┌──

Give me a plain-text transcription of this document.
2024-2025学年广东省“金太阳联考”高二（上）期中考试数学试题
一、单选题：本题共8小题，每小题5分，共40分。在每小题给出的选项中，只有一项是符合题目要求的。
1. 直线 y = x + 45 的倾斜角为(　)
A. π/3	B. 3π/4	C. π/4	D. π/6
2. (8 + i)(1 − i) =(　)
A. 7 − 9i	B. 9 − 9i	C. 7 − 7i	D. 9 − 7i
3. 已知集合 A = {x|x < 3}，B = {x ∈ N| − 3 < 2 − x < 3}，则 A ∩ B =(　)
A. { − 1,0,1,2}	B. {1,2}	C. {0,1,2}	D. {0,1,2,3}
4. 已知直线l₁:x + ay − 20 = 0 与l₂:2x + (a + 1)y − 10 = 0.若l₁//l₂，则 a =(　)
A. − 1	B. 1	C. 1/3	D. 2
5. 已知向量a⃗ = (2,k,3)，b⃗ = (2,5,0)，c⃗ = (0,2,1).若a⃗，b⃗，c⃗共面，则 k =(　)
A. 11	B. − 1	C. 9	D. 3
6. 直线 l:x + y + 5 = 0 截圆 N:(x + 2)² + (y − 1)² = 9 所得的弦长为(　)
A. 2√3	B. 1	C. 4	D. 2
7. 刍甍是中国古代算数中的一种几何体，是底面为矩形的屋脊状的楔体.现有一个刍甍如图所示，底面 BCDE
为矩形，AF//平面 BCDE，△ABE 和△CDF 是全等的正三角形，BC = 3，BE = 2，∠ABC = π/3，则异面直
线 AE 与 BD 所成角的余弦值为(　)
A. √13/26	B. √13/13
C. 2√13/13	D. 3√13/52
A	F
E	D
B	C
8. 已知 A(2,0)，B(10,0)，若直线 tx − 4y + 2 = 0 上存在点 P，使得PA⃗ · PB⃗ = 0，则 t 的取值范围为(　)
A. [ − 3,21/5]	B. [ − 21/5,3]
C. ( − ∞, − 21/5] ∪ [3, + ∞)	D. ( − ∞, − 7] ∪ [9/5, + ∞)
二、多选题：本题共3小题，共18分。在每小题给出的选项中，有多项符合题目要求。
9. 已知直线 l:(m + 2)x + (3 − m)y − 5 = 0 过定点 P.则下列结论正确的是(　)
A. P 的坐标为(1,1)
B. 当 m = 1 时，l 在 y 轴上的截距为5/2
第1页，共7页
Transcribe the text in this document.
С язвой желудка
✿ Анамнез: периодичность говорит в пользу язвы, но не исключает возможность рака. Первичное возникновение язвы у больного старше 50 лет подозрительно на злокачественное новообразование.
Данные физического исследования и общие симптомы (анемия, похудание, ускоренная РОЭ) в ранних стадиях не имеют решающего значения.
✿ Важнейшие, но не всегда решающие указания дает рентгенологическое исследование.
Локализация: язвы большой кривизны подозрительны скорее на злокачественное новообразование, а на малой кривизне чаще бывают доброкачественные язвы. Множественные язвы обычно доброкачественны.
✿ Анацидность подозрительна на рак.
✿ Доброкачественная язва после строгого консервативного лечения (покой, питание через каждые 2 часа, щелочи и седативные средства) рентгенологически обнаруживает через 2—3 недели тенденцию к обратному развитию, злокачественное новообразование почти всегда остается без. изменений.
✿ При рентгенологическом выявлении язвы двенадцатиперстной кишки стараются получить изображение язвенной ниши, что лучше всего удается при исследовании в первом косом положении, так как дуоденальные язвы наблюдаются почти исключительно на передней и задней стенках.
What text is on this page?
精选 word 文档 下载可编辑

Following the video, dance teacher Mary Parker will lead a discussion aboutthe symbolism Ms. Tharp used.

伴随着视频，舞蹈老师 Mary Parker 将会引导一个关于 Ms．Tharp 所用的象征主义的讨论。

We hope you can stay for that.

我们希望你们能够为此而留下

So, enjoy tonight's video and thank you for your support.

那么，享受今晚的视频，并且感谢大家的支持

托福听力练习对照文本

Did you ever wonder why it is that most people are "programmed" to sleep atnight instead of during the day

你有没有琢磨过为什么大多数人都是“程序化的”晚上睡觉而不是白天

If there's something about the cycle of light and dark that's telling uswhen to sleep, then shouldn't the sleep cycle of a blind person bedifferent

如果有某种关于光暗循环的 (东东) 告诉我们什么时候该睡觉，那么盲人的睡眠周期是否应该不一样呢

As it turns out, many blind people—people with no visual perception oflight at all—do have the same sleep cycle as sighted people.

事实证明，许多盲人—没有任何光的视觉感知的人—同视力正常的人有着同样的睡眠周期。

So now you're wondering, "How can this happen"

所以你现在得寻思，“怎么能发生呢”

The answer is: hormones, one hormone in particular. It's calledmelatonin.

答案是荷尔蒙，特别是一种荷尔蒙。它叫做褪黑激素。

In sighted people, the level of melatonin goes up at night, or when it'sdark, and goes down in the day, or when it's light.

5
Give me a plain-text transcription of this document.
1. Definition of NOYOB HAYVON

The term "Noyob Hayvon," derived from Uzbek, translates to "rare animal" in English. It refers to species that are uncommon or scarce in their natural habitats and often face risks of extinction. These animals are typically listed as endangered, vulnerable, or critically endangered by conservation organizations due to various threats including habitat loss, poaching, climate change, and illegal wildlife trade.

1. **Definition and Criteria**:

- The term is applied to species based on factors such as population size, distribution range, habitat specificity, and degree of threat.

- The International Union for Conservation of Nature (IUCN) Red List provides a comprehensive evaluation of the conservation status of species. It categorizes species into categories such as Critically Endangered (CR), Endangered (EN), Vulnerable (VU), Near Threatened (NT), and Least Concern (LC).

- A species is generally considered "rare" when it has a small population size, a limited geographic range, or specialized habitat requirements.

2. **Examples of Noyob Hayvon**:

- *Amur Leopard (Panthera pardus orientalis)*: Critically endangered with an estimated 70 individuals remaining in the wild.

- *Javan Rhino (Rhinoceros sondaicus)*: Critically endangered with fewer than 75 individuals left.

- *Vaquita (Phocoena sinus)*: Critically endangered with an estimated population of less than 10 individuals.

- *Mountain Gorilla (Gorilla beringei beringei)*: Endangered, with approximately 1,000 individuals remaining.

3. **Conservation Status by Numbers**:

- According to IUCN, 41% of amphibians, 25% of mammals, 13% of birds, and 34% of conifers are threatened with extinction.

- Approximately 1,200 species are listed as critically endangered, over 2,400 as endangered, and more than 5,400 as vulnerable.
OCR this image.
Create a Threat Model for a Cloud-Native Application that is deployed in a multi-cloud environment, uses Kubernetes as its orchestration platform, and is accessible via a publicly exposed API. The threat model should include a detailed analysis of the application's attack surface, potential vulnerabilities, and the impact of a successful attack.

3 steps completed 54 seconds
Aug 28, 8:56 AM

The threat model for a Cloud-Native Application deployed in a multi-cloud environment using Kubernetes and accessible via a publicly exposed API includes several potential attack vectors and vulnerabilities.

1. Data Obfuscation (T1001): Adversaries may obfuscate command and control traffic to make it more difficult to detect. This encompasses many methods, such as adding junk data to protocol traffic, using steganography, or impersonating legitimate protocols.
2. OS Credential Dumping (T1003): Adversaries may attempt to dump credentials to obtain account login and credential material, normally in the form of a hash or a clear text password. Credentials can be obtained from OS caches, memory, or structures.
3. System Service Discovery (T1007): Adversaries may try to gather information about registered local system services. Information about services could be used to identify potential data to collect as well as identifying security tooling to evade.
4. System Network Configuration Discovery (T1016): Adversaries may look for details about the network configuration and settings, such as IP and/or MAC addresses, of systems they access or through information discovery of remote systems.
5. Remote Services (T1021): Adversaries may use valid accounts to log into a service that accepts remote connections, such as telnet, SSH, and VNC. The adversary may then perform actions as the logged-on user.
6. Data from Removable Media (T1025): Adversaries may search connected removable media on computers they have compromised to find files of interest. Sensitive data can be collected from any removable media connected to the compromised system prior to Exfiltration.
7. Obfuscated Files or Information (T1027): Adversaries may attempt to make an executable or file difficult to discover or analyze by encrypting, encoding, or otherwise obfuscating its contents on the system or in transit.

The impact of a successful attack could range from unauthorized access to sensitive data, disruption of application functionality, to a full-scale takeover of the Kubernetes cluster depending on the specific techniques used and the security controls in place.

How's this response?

└──

■ What the exercise asks ■
Copy all lines of the listing above that contain the string "在每小题给出的选项中".

■ Answer to this problem ■
一、单选题：本题共8小题，每小题5分，共40分。在每小题给出的选项中，只有一项是符合题目要求的。
二、多选题：本题共3小题，共18分。在每小题给出的选项中，有多项符合题目要求。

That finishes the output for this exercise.